Given problem >>
Narrow the data below down to the lines containing "list".

** START OF Material **

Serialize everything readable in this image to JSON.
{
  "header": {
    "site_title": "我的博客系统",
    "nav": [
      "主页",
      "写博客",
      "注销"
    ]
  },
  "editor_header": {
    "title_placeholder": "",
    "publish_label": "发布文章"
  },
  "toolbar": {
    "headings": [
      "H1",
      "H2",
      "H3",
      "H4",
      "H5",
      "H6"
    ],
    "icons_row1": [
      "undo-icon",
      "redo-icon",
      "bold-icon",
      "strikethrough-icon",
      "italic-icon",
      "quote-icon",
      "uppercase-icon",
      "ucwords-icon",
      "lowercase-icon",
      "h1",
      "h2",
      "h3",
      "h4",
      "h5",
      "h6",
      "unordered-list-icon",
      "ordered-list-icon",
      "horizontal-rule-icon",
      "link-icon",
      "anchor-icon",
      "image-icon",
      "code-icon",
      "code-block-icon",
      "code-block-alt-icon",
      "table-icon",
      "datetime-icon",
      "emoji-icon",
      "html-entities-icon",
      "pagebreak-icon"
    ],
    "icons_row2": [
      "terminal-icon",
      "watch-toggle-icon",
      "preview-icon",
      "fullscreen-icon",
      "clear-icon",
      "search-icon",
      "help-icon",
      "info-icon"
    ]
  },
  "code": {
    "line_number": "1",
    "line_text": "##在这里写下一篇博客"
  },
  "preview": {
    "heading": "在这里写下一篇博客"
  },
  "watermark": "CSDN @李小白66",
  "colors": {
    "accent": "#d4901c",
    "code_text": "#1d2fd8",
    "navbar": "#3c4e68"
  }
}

** END OF Material **

Expected answer >>
      "unordered-list-icon",
      "ordered-list-icon",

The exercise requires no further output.